According to the passage on heart valve selection, after how many years of implantation do tissue valves begin to degenerate and fail?

PASSAGE SHOWN:
------------------------------------------------
Let's take care of the easy ones. If one is already on a blood thinner such as coumadin, one should go with a mechanical heart valve. There is no sense in having a tissue valve if the patient has to take coumadin anyway. Aspirin does not count as a blood thinner here.

Associated medical problems
There are certain groups of individuals that are at high risk of early tissue valve breakdown. Examples include kidney failure and any conditions that lead to a high blood calcium level. These individuals probably should have mechanical heart valves.

Pregnancy
Women in their childbearing years should give serious consideration to tissue heart valves, even if the valves may degenerate at a more rapid pace. Pregnant women cannot take coumadin since blood thinner can cause defects in the developing embryo. As the possibility of future pregnancy can never be ruled out with certainty, it is best for women in this age group to receive tissue valves. After the childbearing years are over, a mechanical valve can then be implanted when signs of tissue valve degeneration begin to surface.

Age
Age is an important factor in valve selection because of the clear difference in valve durability with respect to time.

Many heart specialists recommend tissue valves for patients over 65-70 years of age. Older individuals may have more problems associated with blood thinners. However, one should also take into consideration the patient's perceived life expectancy. It is reasonable to select mechanical valves for older patients if they are otherwise in good health and expected to live for more than 10 years after the operation. Alternatively, patients who are younger than 65 with multiple medical problems and short life expectancies may want to consider tissue valves.

Young patients with longer life expectancies may give more serious consideration to mechanical valves since tissue valves begin to degenerate and fail after 5-10 years of implantation. But this is a complicated issue. The blood thinners that necessarily accompany mechanical valves make certain activities such as skiing high risk. Furthermore, the risk of a major bleeding complication each year is low but over a 10-year interval, it becomes quite significant. Finally, with the advancement of cardiac surgery and skill of heart surgeons, the risk of a re-operation is very low these days making tissue valves more attractive to young patients.

Risk or contraindication to anticoagulation
Contraindication to anticoagulation (patients who cannot easily tolerate blood thinners) strongly favors the selection of tissue valves since anticoagulant therapy is required with mechanical valves. This group of patients includes those with bleeding disorders, concomitant diseases with high risk of bleeding such as aneurysms, arteriovenous malformations, and gastrointestinal diseases, or those with lifestyles or occupations that predispose them to high risk of injury and bleeding. On the other hand, for patients who need long-term anticoagulation for disorders such as atrial fibrillation, mechanical prostheses are indicated.
------------------------------------------------
[Page segmentation material]
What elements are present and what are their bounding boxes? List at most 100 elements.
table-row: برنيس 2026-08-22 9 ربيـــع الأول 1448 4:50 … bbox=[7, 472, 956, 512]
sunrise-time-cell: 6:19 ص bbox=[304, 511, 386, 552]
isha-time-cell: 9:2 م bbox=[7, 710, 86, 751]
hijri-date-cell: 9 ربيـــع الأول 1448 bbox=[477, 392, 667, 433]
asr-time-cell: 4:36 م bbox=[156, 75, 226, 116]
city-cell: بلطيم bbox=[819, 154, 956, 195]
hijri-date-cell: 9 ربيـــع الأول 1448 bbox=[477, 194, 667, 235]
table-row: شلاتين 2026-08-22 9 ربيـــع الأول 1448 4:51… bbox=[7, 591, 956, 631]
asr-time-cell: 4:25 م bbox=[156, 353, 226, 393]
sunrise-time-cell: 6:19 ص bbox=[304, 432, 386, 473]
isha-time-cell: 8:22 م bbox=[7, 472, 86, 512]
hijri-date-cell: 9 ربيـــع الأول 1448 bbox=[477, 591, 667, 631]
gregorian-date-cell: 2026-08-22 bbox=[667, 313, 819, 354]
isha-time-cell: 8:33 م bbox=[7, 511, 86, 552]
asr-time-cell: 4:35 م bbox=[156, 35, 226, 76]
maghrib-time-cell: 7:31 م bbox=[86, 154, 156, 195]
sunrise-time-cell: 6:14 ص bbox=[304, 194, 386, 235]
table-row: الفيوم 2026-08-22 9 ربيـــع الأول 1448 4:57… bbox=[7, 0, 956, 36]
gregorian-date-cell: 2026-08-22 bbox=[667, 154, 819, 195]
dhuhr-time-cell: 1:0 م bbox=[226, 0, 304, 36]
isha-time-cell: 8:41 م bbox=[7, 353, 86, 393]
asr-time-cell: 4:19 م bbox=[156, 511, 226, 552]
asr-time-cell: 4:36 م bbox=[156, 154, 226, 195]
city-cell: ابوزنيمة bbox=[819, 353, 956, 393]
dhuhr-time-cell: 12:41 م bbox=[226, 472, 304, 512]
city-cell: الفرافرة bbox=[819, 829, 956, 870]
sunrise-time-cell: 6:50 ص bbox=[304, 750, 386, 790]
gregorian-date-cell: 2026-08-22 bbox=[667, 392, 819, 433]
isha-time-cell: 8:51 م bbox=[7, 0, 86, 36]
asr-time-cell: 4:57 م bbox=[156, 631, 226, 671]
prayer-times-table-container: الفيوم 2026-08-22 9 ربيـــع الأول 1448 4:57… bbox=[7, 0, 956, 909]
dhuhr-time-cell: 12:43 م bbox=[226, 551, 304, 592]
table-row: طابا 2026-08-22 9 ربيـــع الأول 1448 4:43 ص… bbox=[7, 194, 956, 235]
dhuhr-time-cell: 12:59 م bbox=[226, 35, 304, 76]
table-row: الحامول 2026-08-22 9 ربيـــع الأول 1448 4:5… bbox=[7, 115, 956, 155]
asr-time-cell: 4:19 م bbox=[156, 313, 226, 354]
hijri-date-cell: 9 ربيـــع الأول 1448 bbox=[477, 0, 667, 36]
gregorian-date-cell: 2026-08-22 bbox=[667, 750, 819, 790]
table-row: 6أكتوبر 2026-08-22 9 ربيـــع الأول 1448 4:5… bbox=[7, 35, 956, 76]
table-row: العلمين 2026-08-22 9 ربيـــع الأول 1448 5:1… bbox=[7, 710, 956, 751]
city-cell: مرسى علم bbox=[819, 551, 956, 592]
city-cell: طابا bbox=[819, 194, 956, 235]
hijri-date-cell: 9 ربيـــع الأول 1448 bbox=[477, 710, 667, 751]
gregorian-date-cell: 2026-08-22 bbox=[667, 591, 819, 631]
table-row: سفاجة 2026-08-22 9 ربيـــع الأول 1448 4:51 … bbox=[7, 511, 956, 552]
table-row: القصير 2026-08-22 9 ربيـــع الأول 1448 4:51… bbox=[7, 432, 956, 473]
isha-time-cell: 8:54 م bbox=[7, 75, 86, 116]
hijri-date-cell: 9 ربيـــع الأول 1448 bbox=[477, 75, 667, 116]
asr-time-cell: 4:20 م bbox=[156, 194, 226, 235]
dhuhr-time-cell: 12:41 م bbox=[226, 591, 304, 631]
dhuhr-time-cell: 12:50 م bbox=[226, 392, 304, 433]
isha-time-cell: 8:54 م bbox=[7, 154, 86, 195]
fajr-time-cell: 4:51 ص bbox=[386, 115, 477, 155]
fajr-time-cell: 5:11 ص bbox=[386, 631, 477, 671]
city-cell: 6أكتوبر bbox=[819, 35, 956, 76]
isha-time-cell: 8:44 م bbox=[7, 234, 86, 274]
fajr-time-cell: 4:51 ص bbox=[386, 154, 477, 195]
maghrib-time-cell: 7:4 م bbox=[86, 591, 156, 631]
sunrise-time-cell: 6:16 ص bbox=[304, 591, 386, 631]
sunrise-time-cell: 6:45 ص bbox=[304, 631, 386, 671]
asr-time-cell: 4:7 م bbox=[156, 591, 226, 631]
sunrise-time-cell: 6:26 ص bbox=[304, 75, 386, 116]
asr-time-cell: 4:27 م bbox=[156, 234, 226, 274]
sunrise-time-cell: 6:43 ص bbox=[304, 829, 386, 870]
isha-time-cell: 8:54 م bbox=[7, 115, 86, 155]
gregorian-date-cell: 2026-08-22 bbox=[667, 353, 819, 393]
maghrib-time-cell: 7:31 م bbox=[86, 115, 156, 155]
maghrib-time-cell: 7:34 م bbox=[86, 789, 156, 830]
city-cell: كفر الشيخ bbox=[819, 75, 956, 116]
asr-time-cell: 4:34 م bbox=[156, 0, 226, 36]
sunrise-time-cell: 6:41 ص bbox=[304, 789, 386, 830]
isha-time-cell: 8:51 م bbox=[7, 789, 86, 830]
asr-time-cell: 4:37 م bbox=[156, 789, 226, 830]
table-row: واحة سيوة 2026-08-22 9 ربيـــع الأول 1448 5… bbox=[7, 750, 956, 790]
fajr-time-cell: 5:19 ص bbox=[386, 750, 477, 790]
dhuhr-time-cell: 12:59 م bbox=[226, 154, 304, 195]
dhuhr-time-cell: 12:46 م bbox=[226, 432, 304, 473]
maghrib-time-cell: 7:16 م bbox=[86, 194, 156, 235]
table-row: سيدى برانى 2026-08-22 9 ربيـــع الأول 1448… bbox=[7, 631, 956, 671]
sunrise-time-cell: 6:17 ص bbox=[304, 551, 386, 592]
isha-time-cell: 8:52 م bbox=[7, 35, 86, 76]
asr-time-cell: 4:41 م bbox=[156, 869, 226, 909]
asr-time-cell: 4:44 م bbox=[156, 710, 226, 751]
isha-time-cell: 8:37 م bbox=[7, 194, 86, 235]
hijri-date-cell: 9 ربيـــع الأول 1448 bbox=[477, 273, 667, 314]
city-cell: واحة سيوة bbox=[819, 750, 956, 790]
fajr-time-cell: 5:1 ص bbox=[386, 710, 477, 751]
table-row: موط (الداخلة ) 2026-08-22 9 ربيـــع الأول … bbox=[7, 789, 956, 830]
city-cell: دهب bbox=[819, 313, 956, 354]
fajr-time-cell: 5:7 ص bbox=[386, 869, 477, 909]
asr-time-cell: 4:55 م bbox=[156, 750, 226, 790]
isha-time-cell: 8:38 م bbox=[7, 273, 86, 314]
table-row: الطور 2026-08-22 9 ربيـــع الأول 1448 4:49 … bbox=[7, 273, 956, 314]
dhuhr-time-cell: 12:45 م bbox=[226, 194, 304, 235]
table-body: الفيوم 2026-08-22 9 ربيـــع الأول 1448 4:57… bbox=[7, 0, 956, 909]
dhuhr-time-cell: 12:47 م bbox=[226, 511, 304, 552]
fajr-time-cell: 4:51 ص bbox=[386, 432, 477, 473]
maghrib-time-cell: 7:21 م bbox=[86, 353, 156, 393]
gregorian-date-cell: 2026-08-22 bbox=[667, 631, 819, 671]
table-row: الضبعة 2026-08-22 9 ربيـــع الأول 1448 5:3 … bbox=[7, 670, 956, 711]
------------------------------------------------
EXERCISE SOLUTION: After 5-10 years.